*Task brief*. Output the material below unchanged, apart from leaving out the pictures.

*Material supplied*.
-- -- --
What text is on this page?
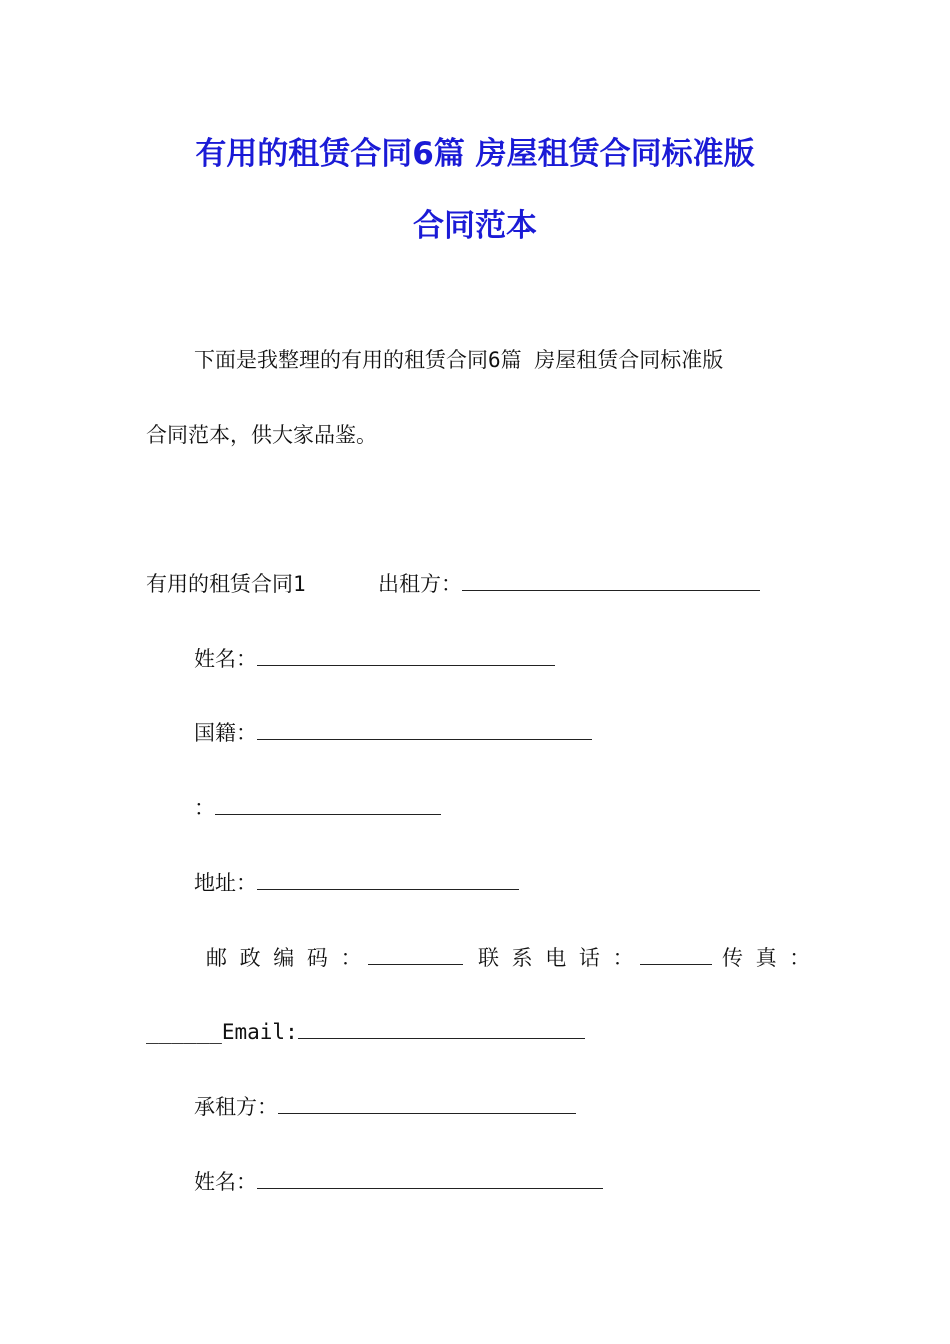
有用的租赁合同6篇 房屋租赁合同标准版
合同范本
下面是我整理的有用的租赁合同6篇 房屋租赁合同标准版
合同范本，供大家品鉴。
有用的租赁合同1	出租方：
姓名：
国籍：
：
地址：
邮 政 编 码 ：	联 系 电 话 ：	传 真 ：
______Email:
承租方：
姓名：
-- -- --
*In response*.
What text is on this page?
有用的租赁合同6篇 房屋租赁合同标准版
合同范本
下面是我整理的有用的租赁合同6篇 房屋租赁合同标准版
合同范本，供大家品鉴。
有用的租赁合同1	出租方：
姓名：
国籍：
：
地址：
邮 政 编 码 ：	联 系 电 话 ：	传 真 ：
______Email:
承租方：
姓名：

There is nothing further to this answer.